Dataset rows about figures:
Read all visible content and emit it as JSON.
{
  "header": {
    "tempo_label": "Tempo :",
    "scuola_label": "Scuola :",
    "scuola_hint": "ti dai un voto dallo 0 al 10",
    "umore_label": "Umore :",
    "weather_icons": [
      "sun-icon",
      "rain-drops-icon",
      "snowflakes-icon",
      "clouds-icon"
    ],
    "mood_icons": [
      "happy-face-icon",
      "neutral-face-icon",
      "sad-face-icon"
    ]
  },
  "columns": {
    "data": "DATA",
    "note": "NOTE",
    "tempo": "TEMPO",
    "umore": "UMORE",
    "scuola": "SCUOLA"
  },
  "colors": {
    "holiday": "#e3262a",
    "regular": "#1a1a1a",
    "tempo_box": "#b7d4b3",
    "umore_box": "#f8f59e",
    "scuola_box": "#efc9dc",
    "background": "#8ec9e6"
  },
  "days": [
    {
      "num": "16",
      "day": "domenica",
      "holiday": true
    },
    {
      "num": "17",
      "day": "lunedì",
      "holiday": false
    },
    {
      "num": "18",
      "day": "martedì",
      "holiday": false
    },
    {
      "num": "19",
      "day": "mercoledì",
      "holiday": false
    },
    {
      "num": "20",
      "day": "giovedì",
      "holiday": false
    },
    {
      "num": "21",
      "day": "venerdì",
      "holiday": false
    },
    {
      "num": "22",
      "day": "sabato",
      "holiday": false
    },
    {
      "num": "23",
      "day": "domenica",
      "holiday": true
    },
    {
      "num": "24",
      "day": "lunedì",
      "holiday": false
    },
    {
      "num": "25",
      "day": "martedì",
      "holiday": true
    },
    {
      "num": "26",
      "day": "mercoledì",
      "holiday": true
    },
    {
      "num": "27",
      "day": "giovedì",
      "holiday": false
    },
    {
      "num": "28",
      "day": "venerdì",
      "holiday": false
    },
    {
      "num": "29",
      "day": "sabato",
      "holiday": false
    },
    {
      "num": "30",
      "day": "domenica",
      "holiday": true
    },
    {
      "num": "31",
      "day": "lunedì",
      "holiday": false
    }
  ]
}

Given instruction: Using the entries above, please restate each one word for word.

Answer to this task:
Read all visible content and emit it as JSON.
{
  "header": {
    "tempo_label": "Tempo :",
    "scuola_label": "Scuola :",
    "scuola_hint": "ti dai un voto dallo 0 al 10",
    "umore_label": "Umore :",
    "weather_icons": [
      "sun-icon",
      "rain-drops-icon",
      "snowflakes-icon",
      "clouds-icon"
    ],
    "mood_icons": [
      "happy-face-icon",
      "neutral-face-icon",
      "sad-face-icon"
    ]
  },
  "columns": {
    "data": "DATA",
    "note": "NOTE",
    "tempo": "TEMPO",
    "umore": "UMORE",
    "scuola": "SCUOLA"
  },
  "colors": {
    "holiday": "#e3262a",
    "regular": "#1a1a1a",
    "tempo_box": "#b7d4b3",
    "umore_box": "#f8f59e",
    "scuola_box": "#efc9dc",
    "background": "#8ec9e6"
  },
  "days": [
    {
      "num": "16",
      "day": "domenica",
      "holiday": true
    },
    {
      "num": "17",
      "day": "lunedì",
      "holiday": false
    },
    {
      "num": "18",
      "day": "martedì",
      "holiday": false
    },
    {
      "num": "19",
      "day": "mercoledì",
      "holiday": false
    },
    {
      "num": "20",
      "day": "giovedì",
      "holiday": false
    },
    {
      "num": "21",
      "day": "venerdì",
      "holiday": false
    },
    {
      "num": "22",
      "day": "sabato",
      "holiday": false
    },
    {
      "num": "23",
      "day": "domenica",
      "holiday": true
    },
    {
      "num": "24",
      "day": "lunedì",
      "holiday": false
    },
    {
      "num": "25",
      "day": "martedì",
      "holiday": true
    },
    {
      "num": "26",
      "day": "mercoledì",
      "holiday": true
    },
    {
      "num": "27",
      "day": "giovedì",
      "holiday": false
    },
    {
      "num": "28",
      "day": "venerdì",
      "holiday": false
    },
    {
      "num": "29",
      "day": "sabato",
      "holiday": false
    },
    {
      "num": "30",
      "day": "domenica",
      "holiday": true
    },
    {
      "num": "31",
      "day": "lunedì",
      "holiday": false
    }
  ]
}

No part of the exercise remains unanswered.